Но есть и третий кусок правды. Я знаю достаточно большое число людей, которых я лично уважаю и которые считают, что 90-е были лучшим временем в их жизни.

А: И я так считаю.

Ч: Да с тобой-то все понятно, ты разбогател.

А: Я был еще и молодым.

Ч: Давай себя исключим, да… Но я знаю значительное число творческих людей, людей из художественной элиты, для которых это было временем счастья, не побоюсь этого слова.

А: Временем свободы. А какими остались в твоей памяти 90-е? Ну да, ты был все время занят…

Ч: Знаешь, у меня тут все совсем просто. Не хочу кокетничать, но я реально жил в режиме 12–14 рабочих часов в день. Сидишь где-нибудь, стоят три стула. “Вот сейчас бы дойти бы до них, лечь на эти три стула и хоть на 10 минут уснуть”. Непрерывно перегруженный мозг, дикие риски. Я не рефлексировал, я не прочел ни одной книжки за это время.

А: Но это очень снижает эффективность.

Ч: Конечно. Я помню это ощущение – мозг аж больной. Первая мысль: “Если сейчас кто-нибудь спросит, сколько будет семью восемь, я скажу: «Не могу, не спрашивайте, у меня все переполнено»”. А потом вторая мысль: “Ни хрена себе. И в этом состоянии я управляю экономикой страны. Чего ж я там науправляю?”

Часть третья

В самом конце 1992 года я ушел в отставку и, отказавшись от нескольких предложений нового премьера Виктора Степановича Черномырдина, остался без работы.

В то время еще считалось как-то неприличным нигде не работать, надо было положить куда-то трудовую книжку. Березовский оформил меня советником генерального директора в ЛогоВАЗ, а также дал машину – белый шестисотый “Мерседес” с шофером. Купленный в 1990 году в ЛогоВАЗе Fiat-Tipo я оставил в Вене.

“Мерседес” у меня вскоре угнали. Он был застрахован, но получить выплату по страховке я не сумел – был резко послан директором страховой компании. Впрочем, Бадри попросил меня не волноваться и действительно быстро все получил.

По-настоящему работать в ЛогоВАЗе Борис меня не звал. Быть менеджером я был не готов (все же бывший министр), а как партнер я им – а особенно, думаю, Бадри – был не нужен. Амбиций много, а толк непонятен. Не рвались они и сотрудничать со мной на case by case basis. Я несколько раз приходил с разными идеями, под которые просил меня финансировать (своих денег у меня не было вовсе). Но мои идеи вроде скупки определенных частей коммерческой задолженности СССР Борису и его партнерам казались слишком абстрактными, заумными, в возможность заработать на подобных операциях они не верили.

• _Задание_
Допишите следующую часть фрагмента текста о девяностых, начиная сразу после его последнего предложения.

• _Исходные данные_

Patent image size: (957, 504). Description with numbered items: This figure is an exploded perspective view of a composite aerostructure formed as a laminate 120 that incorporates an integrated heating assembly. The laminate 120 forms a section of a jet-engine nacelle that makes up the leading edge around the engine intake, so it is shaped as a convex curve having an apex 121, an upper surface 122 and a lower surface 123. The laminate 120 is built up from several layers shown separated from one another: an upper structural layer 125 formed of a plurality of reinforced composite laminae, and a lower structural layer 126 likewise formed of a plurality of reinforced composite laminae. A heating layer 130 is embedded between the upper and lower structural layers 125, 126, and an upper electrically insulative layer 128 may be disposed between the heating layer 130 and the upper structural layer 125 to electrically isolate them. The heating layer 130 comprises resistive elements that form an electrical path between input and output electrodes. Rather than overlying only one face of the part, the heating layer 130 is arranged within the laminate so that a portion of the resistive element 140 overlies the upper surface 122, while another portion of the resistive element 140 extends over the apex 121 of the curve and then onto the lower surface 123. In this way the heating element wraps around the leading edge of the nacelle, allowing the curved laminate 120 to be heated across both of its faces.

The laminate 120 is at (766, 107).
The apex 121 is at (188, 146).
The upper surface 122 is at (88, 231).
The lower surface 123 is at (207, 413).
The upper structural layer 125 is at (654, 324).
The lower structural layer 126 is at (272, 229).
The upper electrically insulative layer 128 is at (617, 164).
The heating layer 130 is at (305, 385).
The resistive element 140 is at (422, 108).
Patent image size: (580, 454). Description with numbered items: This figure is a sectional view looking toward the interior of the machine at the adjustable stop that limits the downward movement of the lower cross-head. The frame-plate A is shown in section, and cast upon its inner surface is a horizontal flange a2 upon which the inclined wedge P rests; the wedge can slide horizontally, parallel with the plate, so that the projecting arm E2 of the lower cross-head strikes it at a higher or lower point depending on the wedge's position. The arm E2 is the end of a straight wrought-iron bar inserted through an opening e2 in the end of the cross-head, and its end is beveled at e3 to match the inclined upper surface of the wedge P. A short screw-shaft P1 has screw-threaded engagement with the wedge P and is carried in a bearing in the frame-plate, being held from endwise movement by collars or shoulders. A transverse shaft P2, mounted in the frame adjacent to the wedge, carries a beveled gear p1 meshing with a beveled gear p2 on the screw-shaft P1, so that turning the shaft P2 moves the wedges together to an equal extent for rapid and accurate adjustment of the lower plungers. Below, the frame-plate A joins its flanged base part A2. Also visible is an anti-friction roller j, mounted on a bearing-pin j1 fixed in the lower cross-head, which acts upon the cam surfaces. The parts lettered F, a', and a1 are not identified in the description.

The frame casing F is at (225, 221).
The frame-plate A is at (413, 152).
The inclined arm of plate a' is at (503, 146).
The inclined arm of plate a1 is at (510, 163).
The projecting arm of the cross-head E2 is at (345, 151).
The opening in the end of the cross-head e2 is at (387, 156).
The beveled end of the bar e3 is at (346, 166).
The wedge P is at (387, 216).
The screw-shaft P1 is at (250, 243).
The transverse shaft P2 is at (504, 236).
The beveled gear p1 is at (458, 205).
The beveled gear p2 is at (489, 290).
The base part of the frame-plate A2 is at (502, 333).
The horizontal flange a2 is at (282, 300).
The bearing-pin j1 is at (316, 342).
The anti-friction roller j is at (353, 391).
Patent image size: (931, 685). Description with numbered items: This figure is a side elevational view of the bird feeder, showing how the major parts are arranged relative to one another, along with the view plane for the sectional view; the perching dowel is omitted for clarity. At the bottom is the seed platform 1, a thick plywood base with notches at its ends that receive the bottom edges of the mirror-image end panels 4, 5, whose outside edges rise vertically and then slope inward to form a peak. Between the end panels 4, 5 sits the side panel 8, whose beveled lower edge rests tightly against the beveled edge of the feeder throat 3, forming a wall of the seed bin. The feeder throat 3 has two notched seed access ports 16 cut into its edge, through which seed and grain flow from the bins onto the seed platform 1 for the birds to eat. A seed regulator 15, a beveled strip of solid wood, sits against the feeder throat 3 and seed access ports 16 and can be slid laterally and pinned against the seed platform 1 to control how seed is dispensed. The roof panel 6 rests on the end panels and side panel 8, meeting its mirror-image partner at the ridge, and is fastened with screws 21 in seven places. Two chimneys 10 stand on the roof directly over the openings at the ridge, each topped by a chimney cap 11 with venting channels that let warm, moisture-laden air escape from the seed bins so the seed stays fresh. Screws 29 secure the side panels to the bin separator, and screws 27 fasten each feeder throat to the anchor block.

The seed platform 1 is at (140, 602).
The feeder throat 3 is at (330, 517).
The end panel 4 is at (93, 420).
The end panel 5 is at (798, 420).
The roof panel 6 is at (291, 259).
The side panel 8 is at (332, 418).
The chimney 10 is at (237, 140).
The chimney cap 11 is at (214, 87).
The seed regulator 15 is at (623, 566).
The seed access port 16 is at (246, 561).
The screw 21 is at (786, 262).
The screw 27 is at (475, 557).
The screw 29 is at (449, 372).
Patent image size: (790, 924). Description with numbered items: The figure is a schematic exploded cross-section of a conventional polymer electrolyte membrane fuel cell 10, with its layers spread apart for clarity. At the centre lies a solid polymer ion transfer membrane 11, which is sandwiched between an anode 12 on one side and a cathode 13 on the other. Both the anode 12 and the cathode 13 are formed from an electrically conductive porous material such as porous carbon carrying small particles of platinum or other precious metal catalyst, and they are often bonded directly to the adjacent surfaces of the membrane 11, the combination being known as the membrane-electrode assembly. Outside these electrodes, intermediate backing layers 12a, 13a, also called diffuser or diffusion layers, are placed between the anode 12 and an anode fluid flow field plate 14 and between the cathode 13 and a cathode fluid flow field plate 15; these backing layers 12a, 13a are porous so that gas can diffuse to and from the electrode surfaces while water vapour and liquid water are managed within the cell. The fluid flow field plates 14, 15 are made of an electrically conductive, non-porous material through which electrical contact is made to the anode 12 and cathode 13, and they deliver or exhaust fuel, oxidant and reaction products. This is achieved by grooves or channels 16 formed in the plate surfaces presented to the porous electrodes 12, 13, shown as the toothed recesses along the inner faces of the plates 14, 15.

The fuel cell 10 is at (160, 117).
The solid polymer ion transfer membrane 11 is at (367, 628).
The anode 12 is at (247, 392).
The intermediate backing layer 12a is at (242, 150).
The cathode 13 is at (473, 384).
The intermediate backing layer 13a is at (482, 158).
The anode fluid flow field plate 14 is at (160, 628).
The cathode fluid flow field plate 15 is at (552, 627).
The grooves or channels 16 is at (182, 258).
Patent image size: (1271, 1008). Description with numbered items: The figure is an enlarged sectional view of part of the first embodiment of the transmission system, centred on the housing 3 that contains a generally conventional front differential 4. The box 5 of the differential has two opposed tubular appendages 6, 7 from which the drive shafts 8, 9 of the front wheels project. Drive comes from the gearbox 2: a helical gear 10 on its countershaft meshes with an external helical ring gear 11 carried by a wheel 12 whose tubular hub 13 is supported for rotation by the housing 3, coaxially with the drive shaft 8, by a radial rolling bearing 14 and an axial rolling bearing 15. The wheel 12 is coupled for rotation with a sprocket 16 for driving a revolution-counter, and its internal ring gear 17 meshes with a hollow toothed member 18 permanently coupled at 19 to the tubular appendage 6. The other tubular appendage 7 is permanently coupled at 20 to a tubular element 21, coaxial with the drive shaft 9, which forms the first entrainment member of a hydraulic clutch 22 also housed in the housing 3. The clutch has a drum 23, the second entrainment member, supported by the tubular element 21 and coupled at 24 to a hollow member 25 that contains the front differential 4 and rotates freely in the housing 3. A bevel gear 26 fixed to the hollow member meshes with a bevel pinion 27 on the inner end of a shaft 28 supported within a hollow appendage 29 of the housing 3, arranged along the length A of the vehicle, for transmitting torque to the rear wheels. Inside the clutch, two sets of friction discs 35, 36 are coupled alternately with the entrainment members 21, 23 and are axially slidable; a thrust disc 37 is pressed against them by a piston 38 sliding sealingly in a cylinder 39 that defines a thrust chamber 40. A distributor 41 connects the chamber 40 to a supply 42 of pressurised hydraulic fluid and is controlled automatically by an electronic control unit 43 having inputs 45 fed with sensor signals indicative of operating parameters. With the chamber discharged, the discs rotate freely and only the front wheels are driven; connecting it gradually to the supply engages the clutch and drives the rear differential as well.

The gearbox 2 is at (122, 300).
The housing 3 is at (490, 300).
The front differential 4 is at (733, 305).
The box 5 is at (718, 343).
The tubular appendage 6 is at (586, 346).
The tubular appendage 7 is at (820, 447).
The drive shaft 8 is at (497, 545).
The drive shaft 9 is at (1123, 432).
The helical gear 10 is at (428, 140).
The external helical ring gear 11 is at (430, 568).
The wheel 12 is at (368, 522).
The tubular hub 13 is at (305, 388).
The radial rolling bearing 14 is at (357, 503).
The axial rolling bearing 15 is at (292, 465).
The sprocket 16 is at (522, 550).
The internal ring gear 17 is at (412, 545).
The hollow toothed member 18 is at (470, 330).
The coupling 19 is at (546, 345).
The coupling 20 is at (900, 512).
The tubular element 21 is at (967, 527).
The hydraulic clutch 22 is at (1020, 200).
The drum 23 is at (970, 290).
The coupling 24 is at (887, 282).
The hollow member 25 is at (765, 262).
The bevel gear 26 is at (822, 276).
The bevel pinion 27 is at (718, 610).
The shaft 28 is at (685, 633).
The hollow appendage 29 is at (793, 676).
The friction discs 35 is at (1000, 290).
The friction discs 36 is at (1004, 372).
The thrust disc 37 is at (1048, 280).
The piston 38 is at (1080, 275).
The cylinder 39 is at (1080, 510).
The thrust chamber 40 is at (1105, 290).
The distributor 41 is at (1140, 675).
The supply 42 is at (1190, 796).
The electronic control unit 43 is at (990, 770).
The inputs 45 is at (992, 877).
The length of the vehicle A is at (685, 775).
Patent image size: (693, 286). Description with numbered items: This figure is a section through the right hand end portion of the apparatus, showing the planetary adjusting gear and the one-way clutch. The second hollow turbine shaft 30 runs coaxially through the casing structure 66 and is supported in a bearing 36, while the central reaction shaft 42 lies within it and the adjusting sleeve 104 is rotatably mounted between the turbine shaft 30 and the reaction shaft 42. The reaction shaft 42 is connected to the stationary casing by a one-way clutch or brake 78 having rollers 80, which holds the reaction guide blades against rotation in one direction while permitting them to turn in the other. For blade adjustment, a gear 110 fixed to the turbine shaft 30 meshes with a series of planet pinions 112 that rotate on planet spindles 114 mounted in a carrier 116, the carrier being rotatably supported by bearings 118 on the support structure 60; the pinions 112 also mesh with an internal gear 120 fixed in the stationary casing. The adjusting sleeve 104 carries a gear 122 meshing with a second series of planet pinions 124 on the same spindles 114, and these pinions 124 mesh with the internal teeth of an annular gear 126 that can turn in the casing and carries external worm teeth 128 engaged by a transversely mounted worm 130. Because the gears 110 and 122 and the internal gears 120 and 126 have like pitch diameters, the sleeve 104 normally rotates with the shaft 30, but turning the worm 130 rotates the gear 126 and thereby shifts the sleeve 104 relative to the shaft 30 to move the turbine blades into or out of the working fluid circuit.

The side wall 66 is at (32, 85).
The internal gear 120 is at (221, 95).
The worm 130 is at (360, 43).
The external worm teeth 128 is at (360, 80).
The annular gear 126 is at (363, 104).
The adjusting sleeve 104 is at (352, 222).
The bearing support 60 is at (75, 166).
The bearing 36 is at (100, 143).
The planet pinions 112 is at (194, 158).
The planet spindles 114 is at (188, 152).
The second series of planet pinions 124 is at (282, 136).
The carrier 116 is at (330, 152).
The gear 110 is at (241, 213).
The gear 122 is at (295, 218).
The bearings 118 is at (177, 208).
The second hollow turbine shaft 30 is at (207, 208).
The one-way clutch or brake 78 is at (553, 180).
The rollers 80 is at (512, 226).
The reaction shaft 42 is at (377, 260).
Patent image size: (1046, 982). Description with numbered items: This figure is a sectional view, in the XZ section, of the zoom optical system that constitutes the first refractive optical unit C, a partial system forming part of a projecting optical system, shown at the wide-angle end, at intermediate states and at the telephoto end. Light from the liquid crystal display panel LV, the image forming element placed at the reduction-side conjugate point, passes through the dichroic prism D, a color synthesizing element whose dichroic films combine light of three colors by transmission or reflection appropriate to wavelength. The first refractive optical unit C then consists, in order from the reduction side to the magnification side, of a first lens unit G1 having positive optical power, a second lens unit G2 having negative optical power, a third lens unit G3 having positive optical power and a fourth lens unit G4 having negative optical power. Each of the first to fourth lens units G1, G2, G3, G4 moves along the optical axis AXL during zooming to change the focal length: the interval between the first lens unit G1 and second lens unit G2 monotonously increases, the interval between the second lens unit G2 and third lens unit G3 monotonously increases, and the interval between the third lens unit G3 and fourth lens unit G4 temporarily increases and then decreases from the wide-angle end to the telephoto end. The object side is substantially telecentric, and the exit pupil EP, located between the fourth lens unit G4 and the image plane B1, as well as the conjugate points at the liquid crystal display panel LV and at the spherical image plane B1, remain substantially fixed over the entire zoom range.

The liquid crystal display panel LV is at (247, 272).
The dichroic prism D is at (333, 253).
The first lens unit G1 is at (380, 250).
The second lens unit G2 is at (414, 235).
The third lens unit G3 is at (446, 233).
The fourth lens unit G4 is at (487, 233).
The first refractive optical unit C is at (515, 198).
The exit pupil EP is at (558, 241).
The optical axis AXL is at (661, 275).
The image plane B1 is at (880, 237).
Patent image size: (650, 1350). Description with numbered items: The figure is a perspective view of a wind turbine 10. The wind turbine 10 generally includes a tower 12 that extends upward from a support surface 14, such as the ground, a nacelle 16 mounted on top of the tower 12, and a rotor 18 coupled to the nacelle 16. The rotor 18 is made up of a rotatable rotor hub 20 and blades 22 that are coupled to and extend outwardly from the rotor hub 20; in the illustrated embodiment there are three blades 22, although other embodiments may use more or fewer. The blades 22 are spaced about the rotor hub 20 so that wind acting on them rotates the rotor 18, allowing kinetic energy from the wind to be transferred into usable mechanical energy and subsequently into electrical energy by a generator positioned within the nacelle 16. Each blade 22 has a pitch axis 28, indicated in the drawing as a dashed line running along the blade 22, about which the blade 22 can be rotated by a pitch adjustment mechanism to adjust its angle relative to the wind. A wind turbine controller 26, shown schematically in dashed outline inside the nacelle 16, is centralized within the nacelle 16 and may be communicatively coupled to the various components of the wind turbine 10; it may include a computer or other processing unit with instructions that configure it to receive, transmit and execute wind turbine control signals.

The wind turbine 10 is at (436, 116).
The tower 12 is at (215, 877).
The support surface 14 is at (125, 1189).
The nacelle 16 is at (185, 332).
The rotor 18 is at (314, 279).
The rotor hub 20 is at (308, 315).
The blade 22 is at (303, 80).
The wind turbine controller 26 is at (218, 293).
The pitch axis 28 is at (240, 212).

• _Ответ на задание_
Впрочем, убедившись, что у меня что-то получается с Альфа-банком, году в 1995-м они вместе со мной провели две сделки с долгами АвтоВАЗа. За одну я сразу получил свою долю, а чтобы получить за вторую, бегал за Березовским несколько лет. В беседе со мной Михаил Фридман вспоминает, как, решив мне помочь, он выжимал мои деньги из Патаркацишвили и Березовского. Мы тогда встретились вчетвером, и к Борису Михаил демонстративно не обращался, общаясь только с Бадри.

Это было уже году в 1998-м. Но и в 1993-м было ясно, что именно Бадри становится ключевой бизнес-фигурой в их тандеме. Березовский все больше интересовался политикой. Во-первых, политика интересовала его сама по себе, явно расширяя масштаб возможного влияния. А во-вторых, он быстро понял, что в российских условиях начала 90-х определенный политический вес позволяет де-факто захватывать лучшие куски государственной собственности.

Модель, на которую Борис опирался, была проста. Наиболее ценные госпредприятия еще не были приватизированы, но для Березовского в этом не было необходимости. Все, что было надо, – посадить на руководство своих людей и приватизировать финансовые потоки. А для этого – либо “схватить” действующее руководство, то есть договориться с ним, либо, используя политические возможности, поставить новое.

Именно так получилось у Бориса с АвтоВАЗом и “Аэрофлотом”. Точно так же действовали тогда многие различного масштаба бизнес-группы, захватывая “свое”: МЕНАТЕП—ЮКОС, ОНЭКСИМ – “Норильский никель”, братья Черные – целый ряд металлургических заводов и т. д. По сути, повсеместно складывался симбиоз старого директорского корпуса и нового бизнеса. Это происходило везде, не только на уровне крупных предприятий федерального масштаба, но и на небольших предприятиях, “внизу”.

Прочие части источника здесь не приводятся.